Lines of data
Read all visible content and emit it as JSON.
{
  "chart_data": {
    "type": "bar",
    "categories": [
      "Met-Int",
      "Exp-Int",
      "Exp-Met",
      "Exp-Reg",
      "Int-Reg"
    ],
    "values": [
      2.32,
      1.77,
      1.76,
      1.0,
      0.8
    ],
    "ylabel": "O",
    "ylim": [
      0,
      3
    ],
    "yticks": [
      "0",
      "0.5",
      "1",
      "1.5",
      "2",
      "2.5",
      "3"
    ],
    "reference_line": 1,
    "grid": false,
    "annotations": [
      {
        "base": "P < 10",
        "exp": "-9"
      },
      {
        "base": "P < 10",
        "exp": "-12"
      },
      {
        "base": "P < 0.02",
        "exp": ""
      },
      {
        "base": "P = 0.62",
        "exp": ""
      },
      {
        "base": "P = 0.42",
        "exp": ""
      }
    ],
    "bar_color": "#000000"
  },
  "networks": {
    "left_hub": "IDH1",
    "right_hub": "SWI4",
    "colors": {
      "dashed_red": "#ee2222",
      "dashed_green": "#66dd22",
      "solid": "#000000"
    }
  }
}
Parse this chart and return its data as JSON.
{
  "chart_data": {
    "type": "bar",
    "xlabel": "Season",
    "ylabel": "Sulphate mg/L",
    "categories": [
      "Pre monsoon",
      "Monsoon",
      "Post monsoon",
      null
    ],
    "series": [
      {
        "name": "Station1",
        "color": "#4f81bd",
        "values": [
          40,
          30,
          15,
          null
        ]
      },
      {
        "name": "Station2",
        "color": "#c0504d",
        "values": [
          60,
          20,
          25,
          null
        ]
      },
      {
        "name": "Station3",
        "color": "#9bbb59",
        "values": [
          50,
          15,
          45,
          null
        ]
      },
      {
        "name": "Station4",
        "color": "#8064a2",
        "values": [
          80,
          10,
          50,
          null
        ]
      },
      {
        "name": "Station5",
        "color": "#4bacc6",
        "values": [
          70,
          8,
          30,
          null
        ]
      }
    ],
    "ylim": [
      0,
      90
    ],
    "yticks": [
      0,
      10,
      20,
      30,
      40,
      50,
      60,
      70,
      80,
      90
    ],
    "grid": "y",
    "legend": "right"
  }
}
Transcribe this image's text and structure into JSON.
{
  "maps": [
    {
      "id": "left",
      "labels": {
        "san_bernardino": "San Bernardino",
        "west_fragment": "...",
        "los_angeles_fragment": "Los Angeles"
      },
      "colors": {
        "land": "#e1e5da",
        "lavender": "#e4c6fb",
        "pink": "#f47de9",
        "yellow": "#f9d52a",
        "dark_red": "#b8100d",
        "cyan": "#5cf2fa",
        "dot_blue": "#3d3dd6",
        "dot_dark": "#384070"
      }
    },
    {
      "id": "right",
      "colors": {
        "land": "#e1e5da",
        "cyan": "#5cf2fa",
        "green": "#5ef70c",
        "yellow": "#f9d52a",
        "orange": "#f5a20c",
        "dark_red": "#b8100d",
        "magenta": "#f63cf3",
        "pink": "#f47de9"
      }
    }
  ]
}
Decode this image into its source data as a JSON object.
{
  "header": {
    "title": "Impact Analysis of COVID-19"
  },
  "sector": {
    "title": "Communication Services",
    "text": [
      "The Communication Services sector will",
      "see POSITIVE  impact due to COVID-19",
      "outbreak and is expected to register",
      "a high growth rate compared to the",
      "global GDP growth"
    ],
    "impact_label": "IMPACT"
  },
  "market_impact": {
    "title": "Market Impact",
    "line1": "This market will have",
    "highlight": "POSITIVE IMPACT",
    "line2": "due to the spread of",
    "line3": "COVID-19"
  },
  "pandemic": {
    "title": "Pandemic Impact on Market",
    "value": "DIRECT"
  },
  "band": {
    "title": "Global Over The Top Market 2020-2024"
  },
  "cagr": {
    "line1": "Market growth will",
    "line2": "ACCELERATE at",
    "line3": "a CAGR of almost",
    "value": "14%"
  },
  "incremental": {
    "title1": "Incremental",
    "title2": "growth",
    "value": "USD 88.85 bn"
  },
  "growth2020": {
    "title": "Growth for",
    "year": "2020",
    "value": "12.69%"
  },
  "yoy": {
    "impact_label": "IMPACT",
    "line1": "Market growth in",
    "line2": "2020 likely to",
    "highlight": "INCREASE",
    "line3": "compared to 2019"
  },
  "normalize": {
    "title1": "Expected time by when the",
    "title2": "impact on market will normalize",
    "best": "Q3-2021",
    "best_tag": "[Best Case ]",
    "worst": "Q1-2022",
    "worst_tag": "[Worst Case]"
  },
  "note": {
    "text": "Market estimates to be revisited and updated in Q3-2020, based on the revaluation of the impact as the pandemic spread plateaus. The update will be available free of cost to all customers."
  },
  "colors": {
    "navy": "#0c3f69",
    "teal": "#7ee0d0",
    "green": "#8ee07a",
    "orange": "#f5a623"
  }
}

- _WRITTEN TASK_
Return the lines of the records that include the string "text".

- _OUTPUT BELOW_
Transcribe this image's text and structure into JSON.
    "text": [
    "text": "Market estimates to be revisited and updated in Q3-2020, based on the revaluation of the impact as the pandemic spread plateaus. The update will be available free of cost to all customers."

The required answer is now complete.